Problem to work on: Copy each of the rows below character for character, keeping every line and its order unchanged.
◆ ◆ ◆ ◆ ◆
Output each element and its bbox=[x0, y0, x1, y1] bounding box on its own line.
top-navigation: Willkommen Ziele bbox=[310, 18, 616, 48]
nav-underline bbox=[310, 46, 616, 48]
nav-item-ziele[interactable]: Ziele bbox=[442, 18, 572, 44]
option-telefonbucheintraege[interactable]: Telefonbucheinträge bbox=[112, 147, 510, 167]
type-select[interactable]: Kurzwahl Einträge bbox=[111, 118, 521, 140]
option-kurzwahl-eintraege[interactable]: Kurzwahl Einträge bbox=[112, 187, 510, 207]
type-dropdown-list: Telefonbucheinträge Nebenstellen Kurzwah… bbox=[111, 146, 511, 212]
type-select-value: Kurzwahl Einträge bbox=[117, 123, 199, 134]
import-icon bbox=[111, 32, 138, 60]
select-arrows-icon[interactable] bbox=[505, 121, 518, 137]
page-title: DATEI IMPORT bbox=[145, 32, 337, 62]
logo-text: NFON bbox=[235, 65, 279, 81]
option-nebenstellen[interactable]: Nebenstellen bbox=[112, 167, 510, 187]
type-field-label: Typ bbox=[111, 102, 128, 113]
◆ ◆ ◆ ◆ ◆
Reply:
Output each element and its bbox=[x0, y0, x1, y1] bounding box on its own line.
top-navigation: Willkommen Ziele bbox=[310, 18, 616, 48]
nav-underline bbox=[310, 46, 616, 48]
nav-item-ziele[interactable]: Ziele bbox=[442, 18, 572, 44]
option-telefonbucheintraege[interactable]: Telefonbucheinträge bbox=[112, 147, 510, 167]
type-select[interactable]: Kurzwahl Einträge bbox=[111, 118, 521, 140]
option-kurzwahl-eintraege[interactable]: Kurzwahl Einträge bbox=[112, 187, 510, 207]
type-dropdown-list: Telefonbucheinträge Nebenstellen Kurzwah… bbox=[111, 146, 511, 212]
type-select-value: Kurzwahl Einträge bbox=[117, 123, 199, 134]
import-icon bbox=[111, 32, 138, 60]
select-arrows-icon[interactable] bbox=[505, 121, 518, 137]
page-title: DATEI IMPORT bbox=[145, 32, 337, 62]
logo-text: NFON bbox=[235, 65, 279, 81]
option-nebenstellen[interactable]: Nebenstellen bbox=[112, 167, 510, 187]
type-field-label: Typ bbox=[111, 102, 128, 113]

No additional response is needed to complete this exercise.